Read the records below and copy each line that contains "with".

Stored dataset items
**********
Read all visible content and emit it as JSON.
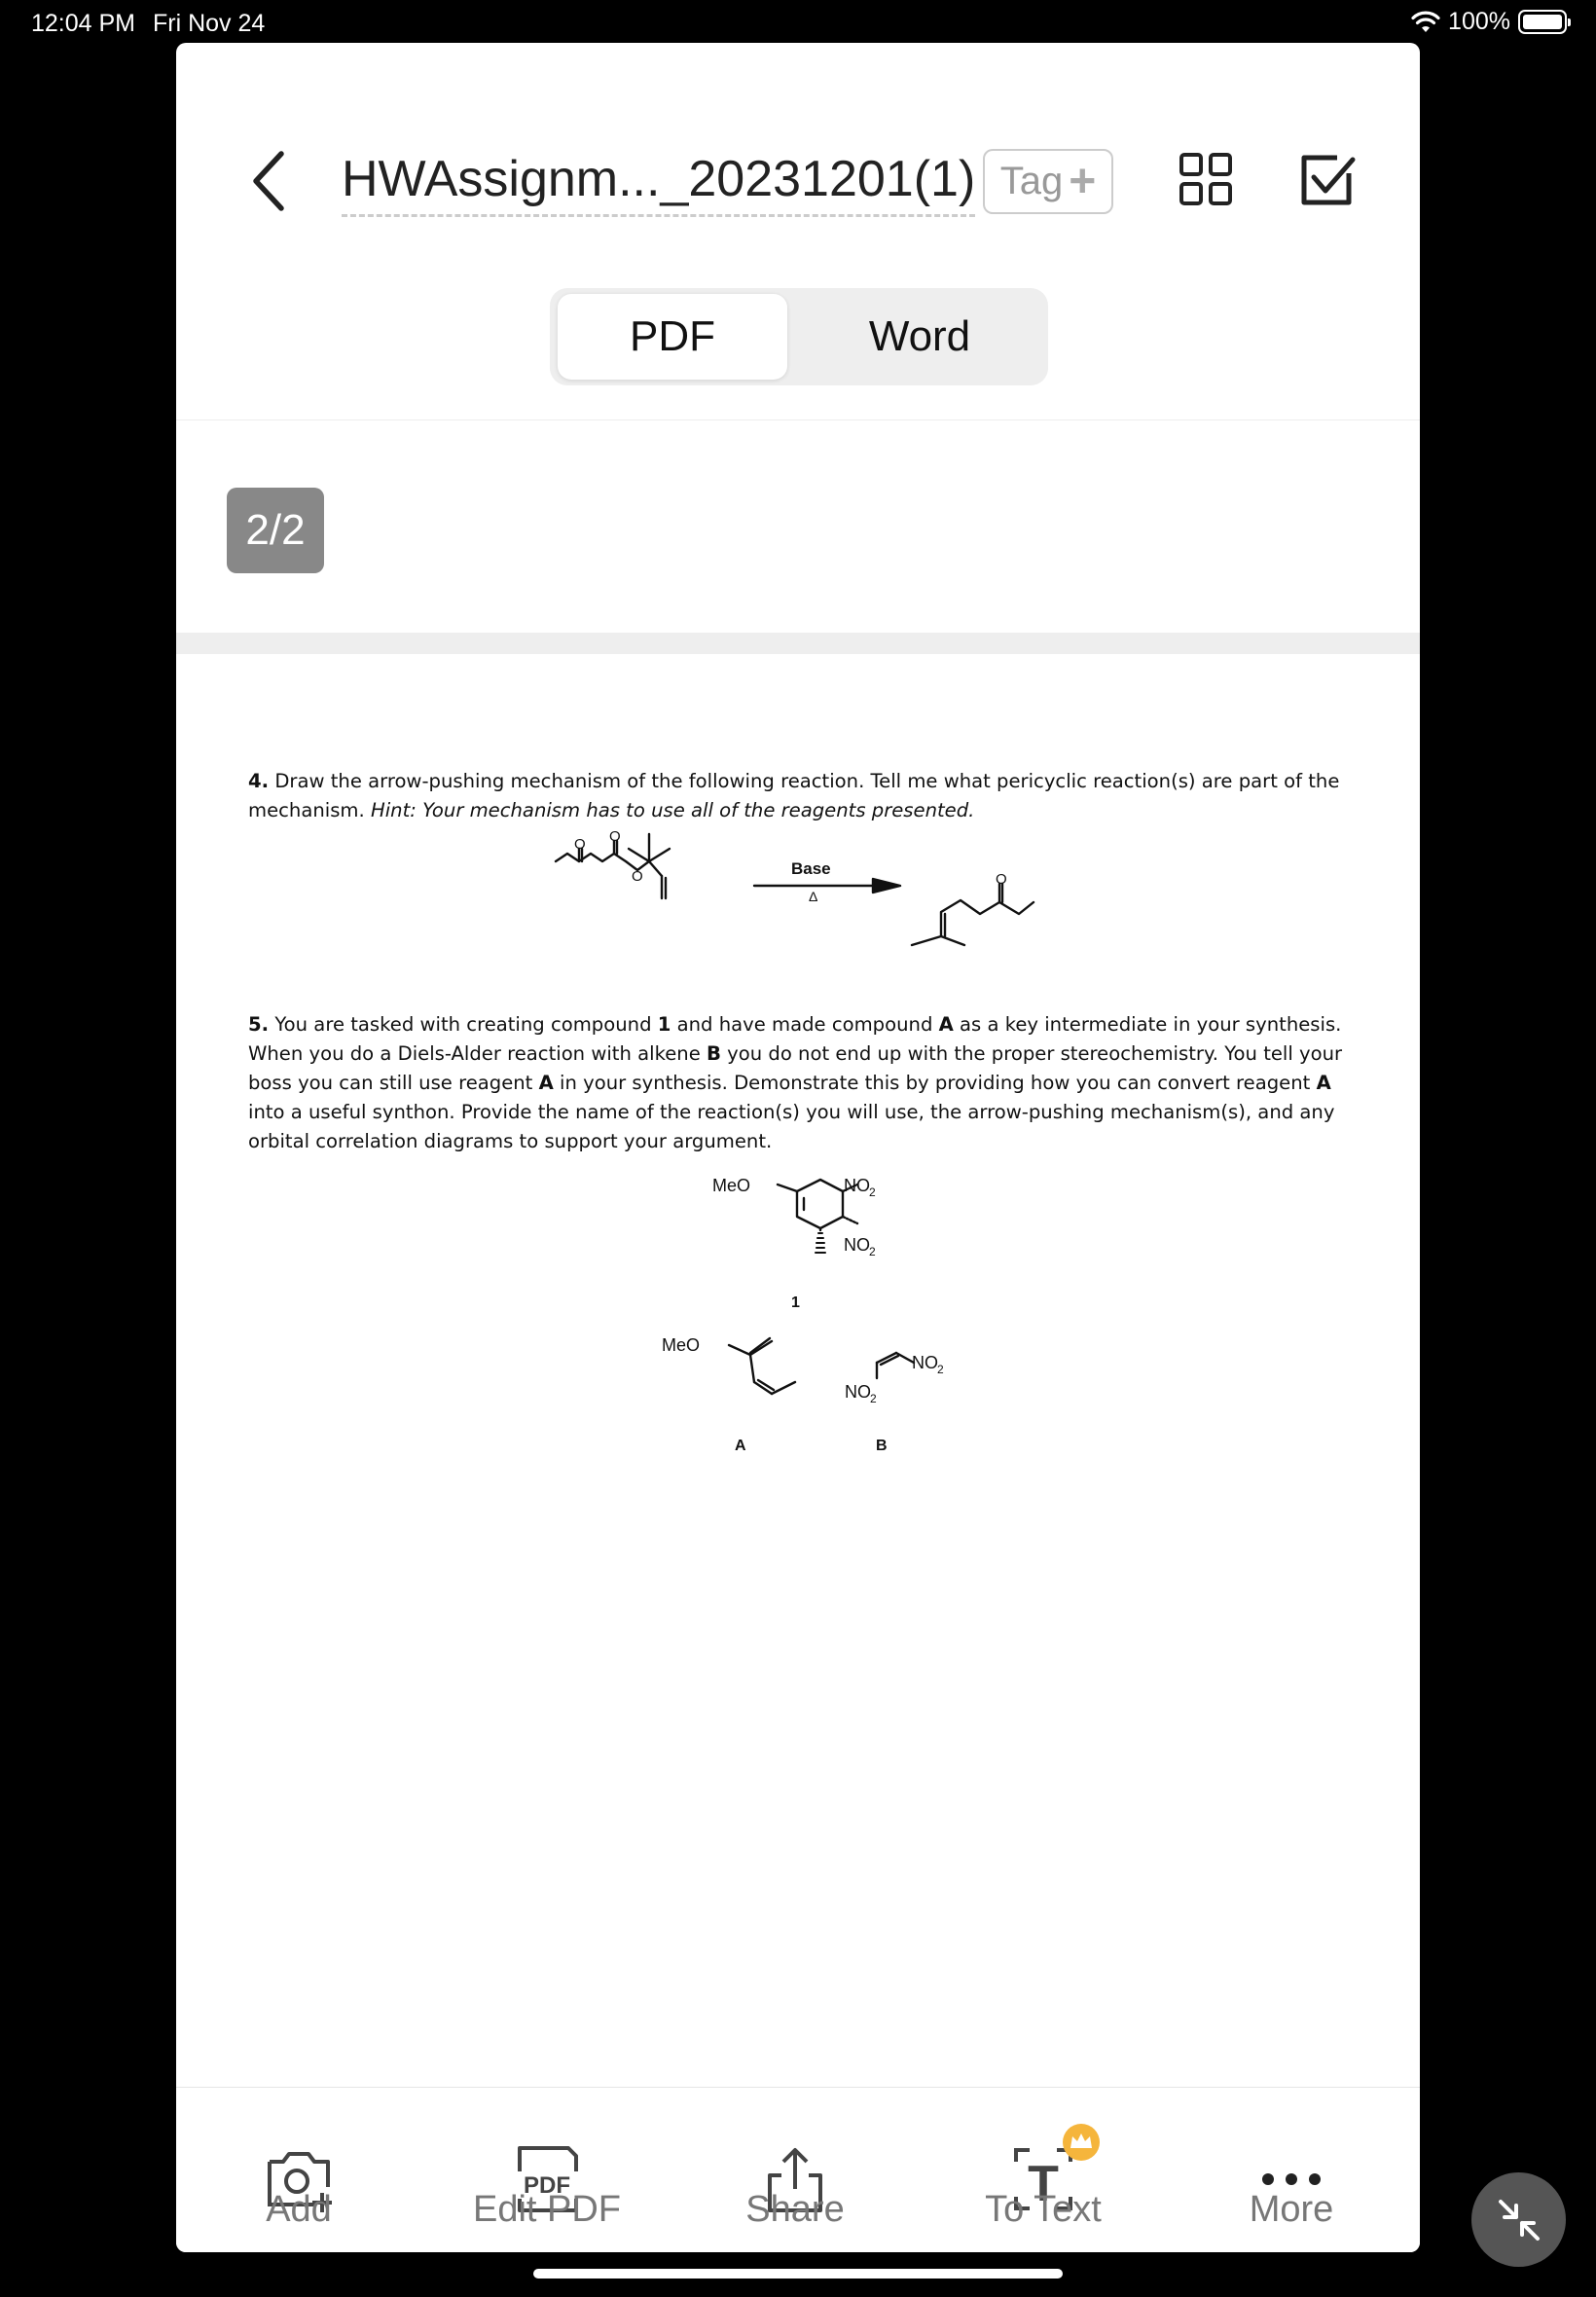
{
  "status_bar": {
    "time": "12:04 PM",
    "date": "Fri Nov 24",
    "battery": "100%"
  },
  "header": {
    "title": "HWAssignm..._20231201(1)",
    "tag_label": "Tag",
    "tabs": [
      {
        "label": "PDF",
        "selected": true
      },
      {
        "label": "Word",
        "selected": false
      }
    ]
  },
  "page_indicator": "2/2",
  "document": {
    "q4": {
      "number": "4.",
      "text": "Draw the arrow-pushing mechanism of the following reaction. Tell me what pericyclic reaction(s) are part of the mechanism.",
      "hint_label": "Hint:",
      "hint": "Your mechanism has to use all of the reagents presented.",
      "arrow_top": "Base",
      "arrow_bottom": "Δ"
    },
    "q5": {
      "number": "5.",
      "t1": "You are tasked with creating compound",
      "c1": "1",
      "t2": "and have made compound",
      "cA": "A",
      "t3": "as a key intermediate in your synthesis. When you do a Diels-Alder reaction with alkene",
      "cB": "B",
      "t4": "you do not end up with the proper stereochemistry. You tell your boss you can still use reagent",
      "cA2": "A",
      "t5": "in your synthesis. Demonstrate this by providing how you can convert reagent",
      "cA3": "A",
      "t6": "into a useful synthon. Provide the name of the reaction(s) you will use, the arrow-pushing mechanism(s), and any orbital correlation diagrams to support your argument."
    },
    "chem_labels": {
      "oxygen": "O",
      "meo": "MeO",
      "no2": "NO",
      "sub2": "2",
      "compound_1": "1",
      "compound_a": "A",
      "compound_b": "B"
    }
  },
  "toolbar": [
    {
      "label": "Add",
      "icon": "add-photo-icon"
    },
    {
      "label": "Edit PDF",
      "icon": "edit-pdf-icon",
      "icon_text": "PDF"
    },
    {
      "label": "Share",
      "icon": "share-icon"
    },
    {
      "label": "To Text",
      "icon": "to-text-icon",
      "icon_text": "T"
    },
    {
      "label": "More",
      "icon": "more-icon"
    }
  ],
  "colors": {
    "premium_badge": "#f5b53c",
    "page_badge": "#888888"
  }
}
**********
> **THE SOLUTION**:
      "t1": "You are tasked with creating compound",
      "t3": "as a key intermediate in your synthesis. When you do a Diels-Alder reaction with alkene",
      "t4": "you do not end up with the proper stereochemistry. You tell your boss you can still use reagent",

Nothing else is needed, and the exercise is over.